(WHAT IS REQUIRED): When you copy the data, keep every word exactly as it is and leave the pictures out.

(DATASET):

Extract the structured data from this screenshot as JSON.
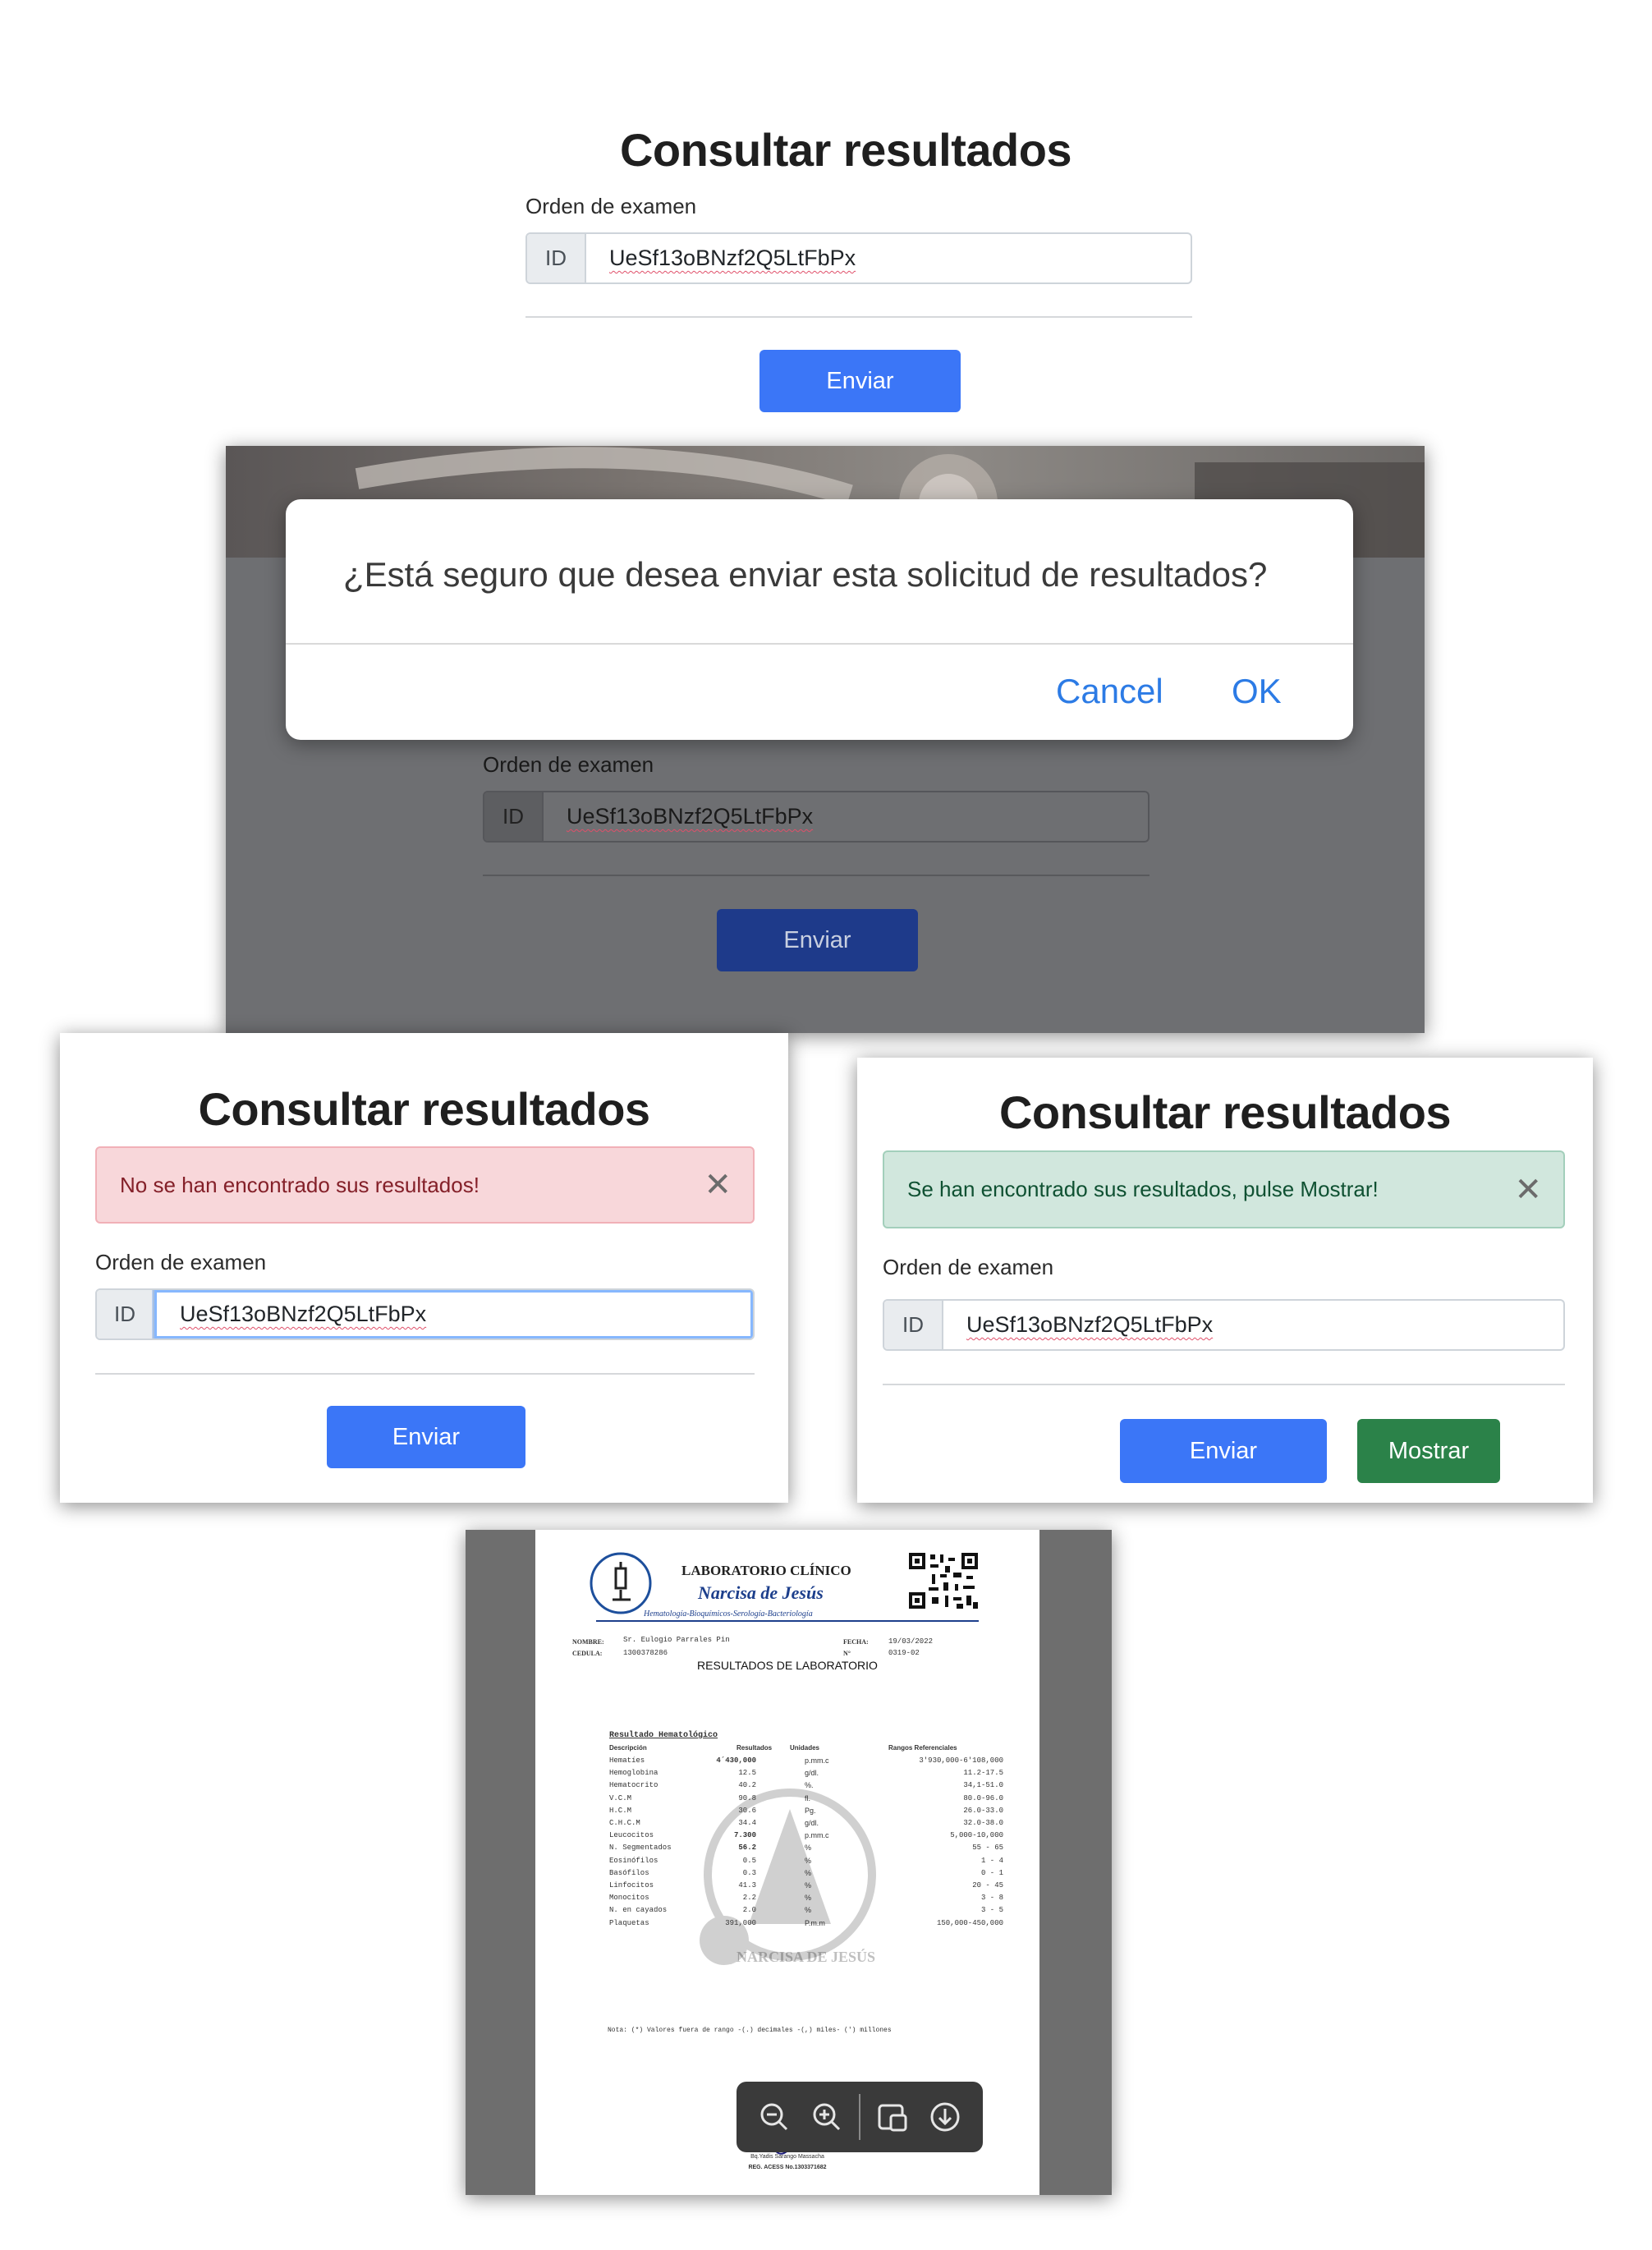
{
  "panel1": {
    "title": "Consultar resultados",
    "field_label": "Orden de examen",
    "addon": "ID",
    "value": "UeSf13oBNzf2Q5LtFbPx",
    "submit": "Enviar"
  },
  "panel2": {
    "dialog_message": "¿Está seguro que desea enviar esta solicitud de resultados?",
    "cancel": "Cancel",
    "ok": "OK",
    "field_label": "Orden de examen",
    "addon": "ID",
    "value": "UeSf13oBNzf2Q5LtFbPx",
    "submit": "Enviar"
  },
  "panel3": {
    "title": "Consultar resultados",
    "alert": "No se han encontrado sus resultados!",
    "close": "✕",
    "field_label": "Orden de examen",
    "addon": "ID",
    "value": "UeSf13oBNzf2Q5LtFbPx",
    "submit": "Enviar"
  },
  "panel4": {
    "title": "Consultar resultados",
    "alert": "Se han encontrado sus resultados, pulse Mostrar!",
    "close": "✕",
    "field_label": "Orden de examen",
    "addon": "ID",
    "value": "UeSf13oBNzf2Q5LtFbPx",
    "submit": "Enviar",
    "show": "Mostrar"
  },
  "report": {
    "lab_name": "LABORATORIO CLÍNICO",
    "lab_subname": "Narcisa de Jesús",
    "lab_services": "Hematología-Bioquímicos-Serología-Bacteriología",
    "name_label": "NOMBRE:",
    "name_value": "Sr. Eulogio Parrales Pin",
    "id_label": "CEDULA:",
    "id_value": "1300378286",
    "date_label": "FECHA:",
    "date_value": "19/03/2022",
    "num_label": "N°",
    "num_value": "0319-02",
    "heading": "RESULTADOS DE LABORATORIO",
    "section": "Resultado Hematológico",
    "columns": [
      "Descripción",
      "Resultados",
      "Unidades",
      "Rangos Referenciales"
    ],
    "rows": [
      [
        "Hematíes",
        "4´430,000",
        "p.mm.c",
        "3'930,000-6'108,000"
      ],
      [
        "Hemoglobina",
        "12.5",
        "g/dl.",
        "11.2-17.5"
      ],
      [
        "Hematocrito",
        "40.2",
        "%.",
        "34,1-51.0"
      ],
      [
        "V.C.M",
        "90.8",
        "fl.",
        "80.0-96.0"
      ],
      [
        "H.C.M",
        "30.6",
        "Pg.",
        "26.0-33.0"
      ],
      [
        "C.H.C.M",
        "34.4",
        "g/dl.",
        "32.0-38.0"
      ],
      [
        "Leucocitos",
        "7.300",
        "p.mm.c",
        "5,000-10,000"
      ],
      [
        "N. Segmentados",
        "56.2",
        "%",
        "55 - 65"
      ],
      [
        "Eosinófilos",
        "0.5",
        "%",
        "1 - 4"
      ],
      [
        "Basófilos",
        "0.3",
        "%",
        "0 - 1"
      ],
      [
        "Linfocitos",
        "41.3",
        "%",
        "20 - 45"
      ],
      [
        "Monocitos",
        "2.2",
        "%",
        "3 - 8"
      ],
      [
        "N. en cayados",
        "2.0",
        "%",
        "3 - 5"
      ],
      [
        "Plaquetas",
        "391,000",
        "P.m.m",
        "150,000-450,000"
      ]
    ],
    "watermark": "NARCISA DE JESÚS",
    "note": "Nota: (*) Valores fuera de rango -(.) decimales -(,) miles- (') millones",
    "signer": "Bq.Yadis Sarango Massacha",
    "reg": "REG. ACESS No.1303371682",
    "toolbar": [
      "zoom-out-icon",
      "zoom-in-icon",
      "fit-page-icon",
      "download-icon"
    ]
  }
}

(WRITTEN RESPONSE):
Extract the structured data from this screenshot as JSON.
{
  "panel1": {
    "title": "Consultar resultados",
    "field_label": "Orden de examen",
    "addon": "ID",
    "value": "UeSf13oBNzf2Q5LtFbPx",
    "submit": "Enviar"
  },
  "panel2": {
    "dialog_message": "¿Está seguro que desea enviar esta solicitud de resultados?",
    "cancel": "Cancel",
    "ok": "OK",
    "field_label": "Orden de examen",
    "addon": "ID",
    "value": "UeSf13oBNzf2Q5LtFbPx",
    "submit": "Enviar"
  },
  "panel3": {
    "title": "Consultar resultados",
    "alert": "No se han encontrado sus resultados!",
    "close": "✕",
    "field_label": "Orden de examen",
    "addon": "ID",
    "value": "UeSf13oBNzf2Q5LtFbPx",
    "submit": "Enviar"
  },
  "panel4": {
    "title": "Consultar resultados",
    "alert": "Se han encontrado sus resultados, pulse Mostrar!",
    "close": "✕",
    "field_label": "Orden de examen",
    "addon": "ID",
    "value": "UeSf13oBNzf2Q5LtFbPx",
    "submit": "Enviar",
    "show": "Mostrar"
  },
  "report": {
    "lab_name": "LABORATORIO CLÍNICO",
    "lab_subname": "Narcisa de Jesús",
    "lab_services": "Hematología-Bioquímicos-Serología-Bacteriología",
    "name_label": "NOMBRE:",
    "name_value": "Sr. Eulogio Parrales Pin",
    "id_label": "CEDULA:",
    "id_value": "1300378286",
    "date_label": "FECHA:",
    "date_value": "19/03/2022",
    "num_label": "N°",
    "num_value": "0319-02",
    "heading": "RESULTADOS DE LABORATORIO",
    "section": "Resultado Hematológico",
    "columns": [
      "Descripción",
      "Resultados",
      "Unidades",
      "Rangos Referenciales"
    ],
    "rows": [
      [
        "Hematíes",
        "4´430,000",
        "p.mm.c",
        "3'930,000-6'108,000"
      ],
      [
        "Hemoglobina",
        "12.5",
        "g/dl.",
        "11.2-17.5"
      ],
      [
        "Hematocrito",
        "40.2",
        "%.",
        "34,1-51.0"
      ],
      [
        "V.C.M",
        "90.8",
        "fl.",
        "80.0-96.0"
      ],
      [
        "H.C.M",
        "30.6",
        "Pg.",
        "26.0-33.0"
      ],
      [
        "C.H.C.M",
        "34.4",
        "g/dl.",
        "32.0-38.0"
      ],
      [
        "Leucocitos",
        "7.300",
        "p.mm.c",
        "5,000-10,000"
      ],
      [
        "N. Segmentados",
        "56.2",
        "%",
        "55 - 65"
      ],
      [
        "Eosinófilos",
        "0.5",
        "%",
        "1 - 4"
      ],
      [
        "Basófilos",
        "0.3",
        "%",
        "0 - 1"
      ],
      [
        "Linfocitos",
        "41.3",
        "%",
        "20 - 45"
      ],
      [
        "Monocitos",
        "2.2",
        "%",
        "3 - 8"
      ],
      [
        "N. en cayados",
        "2.0",
        "%",
        "3 - 5"
      ],
      [
        "Plaquetas",
        "391,000",
        "P.m.m",
        "150,000-450,000"
      ]
    ],
    "watermark": "NARCISA DE JESÚS",
    "note": "Nota: (*) Valores fuera de rango -(.) decimales -(,) miles- (') millones",
    "signer": "Bq.Yadis Sarango Massacha",
    "reg": "REG. ACESS No.1303371682",
    "toolbar": [
      "zoom-out-icon",
      "zoom-in-icon",
      "fit-page-icon",
      "download-icon"
    ]
  }
}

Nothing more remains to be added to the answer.